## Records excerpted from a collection

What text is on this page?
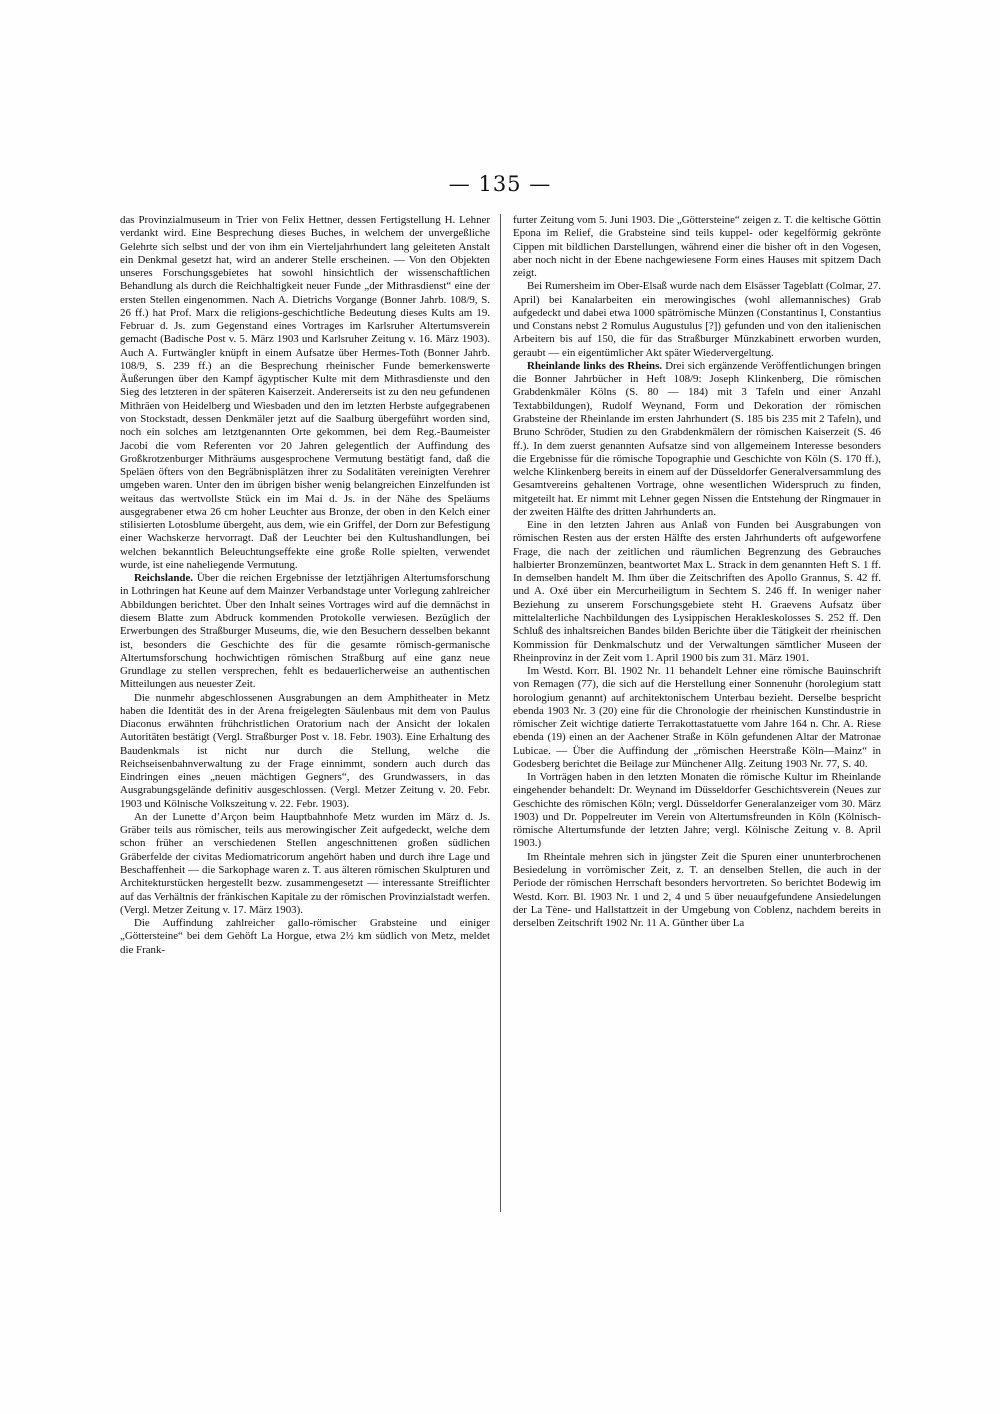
— 135 —

das Provinzialmuseum in Trier von Felix Hettner, dessen Fertigstellung H. Lehner verdankt wird. Eine Besprechung dieses Buches, in welchem der unvergeßliche Gelehrte sich selbst und der von ihm ein Vierteljahrhundert lang geleiteten Anstalt ein Denkmal gesetzt hat, wird an anderer Stelle erscheinen. — Von den Objekten unseres Forschungsgebietes hat sowohl hinsichtlich der wissenschaftlichen Behandlung als durch die Reichhaltigkeit neuer Funde „der Mithrasdienst“ eine der ersten Stellen eingenommen. Nach A. Dietrichs Vorgange (Bonner Jahrb. 108/9, S. 26 ff.) hat Prof. Marx die religions-geschichtliche Bedeutung dieses Kults am 19. Februar d. Js. zum Gegenstand eines Vortrages im Karlsruher Altertumsverein gemacht (Badische Post v. 5. März 1903 und Karlsruher Zeitung v. 16. März 1903). Auch A. Furtwängler knüpft in einem Aufsatze über Hermes-Toth (Bonner Jahrb. 108/9, S. 239 ff.) an die Besprechung rheinischer Funde bemerkenswerte Äußerungen über den Kampf ägyptischer Kulte mit dem Mithrasdienste und den Sieg des letzteren in der späteren Kaiserzeit. Andererseits ist zu den neu gefundenen Mithräen von Heidelberg und Wiesbaden und den im letzten Herbste aufgegrabenen von Stockstadt, dessen Denkmäler jetzt auf die Saalburg übergeführt worden sind, noch ein solches am letztgenannten Orte gekommen, bei dem Reg.-Baumeister Jacobi die vom Referenten vor 20 Jahren gelegentlich der Auffindung des Großkrotzenburger Mithräums ausgesprochene Vermutung bestätigt fand, daß die Speläen öfters von den Begräbnisplätzen ihrer zu Sodalitäten vereinigten Verehrer umgeben waren. Unter den im übrigen bisher wenig belangreichen Einzelfunden ist weitaus das wertvollste Stück ein im Mai d. Js. in der Nähe des Speläums ausgegrabener etwa 26 cm hoher Leuchter aus Bronze, der oben in den Kelch einer stilisierten Lotosblume übergeht, aus dem, wie ein Griffel, der Dorn zur Befestigung einer Wachskerze hervorragt. Daß der Leuchter bei den Kultushandlungen, bei welchen bekanntlich Beleuchtungseffekte eine große Rolle spielten, verwendet wurde, ist eine naheliegende Vermutung.

Reichslande. Über die reichen Ergebnisse der letztjährigen Altertumsforschung in Lothringen hat Keune auf dem Mainzer Verbandstage unter Vorlegung zahlreicher Abbildungen berichtet. Über den Inhalt seines Vortrages wird auf die demnächst in diesem Blatte zum Abdruck kommenden Protokolle verwiesen. Bezüglich der Erwerbungen des Straßburger Museums, die, wie den Besuchern desselben bekannt ist, besonders die Geschichte des für die gesamte römisch-germanische Altertumsforschung hochwichtigen römischen Straßburg auf eine ganz neue Grundlage zu stellen versprechen, fehlt es bedauerlicherweise an authentischen Mitteilungen aus neuester Zeit.

Die nunmehr abgeschlossenen Ausgrabungen an dem Amphitheater in Metz haben die Identität des in der Arena freigelegten Säulenbaus mit dem von Paulus Diaconus erwähnten frühchristlichen Oratorium nach der Ansicht der lokalen Autoritäten bestätigt (Vergl. Straßburger Post v. 18. Febr. 1903). Eine Erhaltung des Baudenkmals ist nicht nur durch die Stellung, welche die Reichseisenbahnverwaltung zu der Frage einnimmt, sondern auch durch das Eindringen eines „neuen mächtigen Gegners“, des Grundwassers, in das Ausgrabungsgelände definitiv ausgeschlossen. (Vergl. Metzer Zeitung v. 20. Febr. 1903 und Kölnische Volkszeitung v. 22. Febr. 1903).

An der Lunette d’Arçon beim Hauptbahnhofe Metz wurden im März d. Js. Gräber teils aus römischer, teils aus merowingischer Zeit aufgedeckt, welche dem schon früher an verschiedenen Stellen angeschnittenen großen südlichen Gräberfelde der civitas Mediomatricorum angehört haben und durch ihre Lage und Beschaffenheit — die Sarkophage waren z. T. aus älteren römischen Skulpturen und Architekturstücken hergestellt bezw. zusammengesetzt — interessante Streiflichter auf das Verhältnis der fränkischen Kapitale zu der römischen Provinzialstadt werfen. (Vergl. Metzer Zeitung v. 17. März 1903).

Die Auffindung zahlreicher gallo-römischer Grabsteine und einiger „Göttersteine“ bei dem Gehöft La Horgue, etwa 2½ km südlich von Metz, meldet die Frank-

furter Zeitung vom 5. Juni 1903. Die „Göttersteine“ zeigen z. T. die keltische Göttin Epona im Relief, die Grabsteine sind teils kuppel- oder kegelförmig gekrönte Cippen mit bildlichen Darstellungen, während einer die bisher oft in den Vogesen, aber noch nicht in der Ebene nachgewiesene Form eines Hauses mit spitzem Dach zeigt.

Bei Rumersheim im Ober-Elsaß wurde nach dem Elsässer Tageblatt (Colmar, 27. April) bei Kanalarbeiten ein merowingisches (wohl allemannisches) Grab aufgedeckt und dabei etwa 1000 spätrömische Münzen (Constantinus I, Constantius und Constans nebst 2 Romulus Augustulus [?]) gefunden und von den italienischen Arbeitern bis auf 150, die für das Straßburger Münzkabinett erworben wurden, geraubt — ein eigentümlicher Akt später Wiedervergeltung.

Rheinlande links des Rheins. Drei sich ergänzende Veröffentlichungen bringen die Bonner Jahrbücher in Heft 108/9: Joseph Klinkenberg, Die römischen Grabdenkmäler Kölns (S. 80 — 184) mit 3 Tafeln und einer Anzahl Textabbildungen), Rudolf Weynand, Form und Dekoration der römischen Grabsteine der Rheinlande im ersten Jahrhundert (S. 185 bis 235 mit 2 Tafeln), und Bruno Schröder, Studien zu den Grabdenkmälern der römischen Kaiserzeit (S. 46 ff.). In dem zuerst genannten Aufsatze sind von allgemeinem Interesse besonders die Ergebnisse für die römische Topographie und Geschichte von Köln (S. 170 ff.), welche Klinkenberg bereits in einem auf der Düsseldorfer Generalversammlung des Gesamtvereins gehaltenen Vortrage, ohne wesentlichen Widerspruch zu finden, mitgeteilt hat. Er nimmt mit Lehner gegen Nissen die Entstehung der Ringmauer in der zweiten Hälfte des dritten Jahrhunderts an.

Eine in den letzten Jahren aus Anlaß von Funden bei Ausgrabungen von römischen Resten aus der ersten Hälfte des ersten Jahrhunderts oft aufgeworfene Frage, die nach der zeitlichen und räumlichen Begrenzung des Gebrauches halbierter Bronzemünzen, beantwortet Max L. Strack in dem genannten Heft S. 1 ff. In demselben handelt M. Ihm über die Zeitschriften des Apollo Grannus, S. 42 ff. und A. Oxé über ein Mercurheiligtum in Sechtem S. 246 ff. In weniger naher Beziehung zu unserem Forschungsgebiete steht H. Graevens Aufsatz über mittelalterliche Nachbildungen des Lysippischen Herakleskolosses S. 252 ff. Den Schluß des inhaltsreichen Bandes bilden Berichte über die Tätigkeit der rheinischen Kommission für Denkmalschutz und der Verwaltungen sämtlicher Museen der Rheinprovinz in der Zeit vom 1. April 1900 bis zum 31. März 1901.

Im Westd. Korr. Bl. 1902 Nr. 11 behandelt Lehner eine römische Bauinschrift von Remagen (77), die sich auf die Herstellung einer Sonnenuhr (horolegium statt horologium genannt) auf architektonischem Unterbau bezieht. Derselbe bespricht ebenda 1903 Nr. 3 (20) eine für die Chronologie der rheinischen Kunstindustrie in römischer Zeit wichtige datierte Terrakottastatuette vom Jahre 164 n. Chr. A. Riese ebenda (19) einen an der Aachener Straße in Köln gefundenen Altar der Matronae Lubicae. — Über die Auffindung der „römischen Heerstraße Köln—Mainz“ in Godesberg berichtet die Beilage zur Münchener Allg. Zeitung 1903 Nr. 77, S. 40.

In Vorträgen haben in den letzten Monaten die römische Kultur im Rheinlande eingehender behandelt: Dr. Weynand im Düsseldorfer Geschichtsverein (Neues zur Geschichte des römischen Köln; vergl. Düsseldorfer Generalanzeiger vom 30. März 1903) und Dr. Poppelreuter im Verein von Altertumsfreunden in Köln (Kölnisch-römische Altertumsfunde der letzten Jahre; vergl. Kölnische Zeitung v. 8. April 1903.)

Im Rheintale mehren sich in jüngster Zeit die Spuren einer ununterbrochenen Besiedelung in vorrömischer Zeit, z. T. an denselben Stellen, die auch in der Periode der römischen Herrschaft besonders hervortreten. So berichtet Bodewig im Westd. Korr. Bl. 1903 Nr. 1 und 2, 4 und 5 über neuaufgefundene Ansiedelungen der La Tène- und Hallstattzeit in der Umgebung von Coblenz, nachdem bereits in derselben Zeitschrift 1902 Nr. 11 A. Günther über La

## Exercise brief
Scan each line above for the string "zahlreicher". Give the tally and nothing else.

## Result for this task
2